Dataset entries:
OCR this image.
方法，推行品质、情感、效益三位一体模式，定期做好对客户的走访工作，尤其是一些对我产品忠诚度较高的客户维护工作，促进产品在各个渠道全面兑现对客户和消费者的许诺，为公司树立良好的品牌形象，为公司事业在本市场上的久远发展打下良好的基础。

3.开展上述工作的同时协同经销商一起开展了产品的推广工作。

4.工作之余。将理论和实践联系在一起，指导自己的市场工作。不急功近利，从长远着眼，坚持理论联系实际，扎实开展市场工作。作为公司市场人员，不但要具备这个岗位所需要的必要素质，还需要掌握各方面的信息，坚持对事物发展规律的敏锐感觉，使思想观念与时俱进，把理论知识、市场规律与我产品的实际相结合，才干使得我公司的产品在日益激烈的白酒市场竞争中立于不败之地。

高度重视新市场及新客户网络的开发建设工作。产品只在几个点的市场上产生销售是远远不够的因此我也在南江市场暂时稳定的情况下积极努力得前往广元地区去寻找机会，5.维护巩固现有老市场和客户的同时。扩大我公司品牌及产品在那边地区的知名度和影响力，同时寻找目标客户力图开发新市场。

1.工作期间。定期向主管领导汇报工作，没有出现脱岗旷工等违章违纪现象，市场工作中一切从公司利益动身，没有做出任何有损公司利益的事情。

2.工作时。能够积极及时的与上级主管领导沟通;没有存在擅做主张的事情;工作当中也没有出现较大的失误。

◆ Required work
Emit the records above again, exactly, with no line skipped.

◆ Written response
OCR this image.
方法，推行品质、情感、效益三位一体模式，定期做好对客户的走访工作，尤其是一些对我产品忠诚度较高的客户维护工作，促进产品在各个渠道全面兑现对客户和消费者的许诺，为公司树立良好的品牌形象，为公司事业在本市场上的久远发展打下良好的基础。

3.开展上述工作的同时协同经销商一起开展了产品的推广工作。

4.工作之余。将理论和实践联系在一起，指导自己的市场工作。不急功近利，从长远着眼，坚持理论联系实际，扎实开展市场工作。作为公司市场人员，不但要具备这个岗位所需要的必要素质，还需要掌握各方面的信息，坚持对事物发展规律的敏锐感觉，使思想观念与时俱进，把理论知识、市场规律与我产品的实际相结合，才干使得我公司的产品在日益激烈的白酒市场竞争中立于不败之地。

高度重视新市场及新客户网络的开发建设工作。产品只在几个点的市场上产生销售是远远不够的因此我也在南江市场暂时稳定的情况下积极努力得前往广元地区去寻找机会，5.维护巩固现有老市场和客户的同时。扩大我公司品牌及产品在那边地区的知名度和影响力，同时寻找目标客户力图开发新市场。

1.工作期间。定期向主管领导汇报工作，没有出现脱岗旷工等违章违纪现象，市场工作中一切从公司利益动身，没有做出任何有损公司利益的事情。

2.工作时。能够积极及时的与上级主管领导沟通;没有存在擅做主张的事情;工作当中也没有出现较大的失误。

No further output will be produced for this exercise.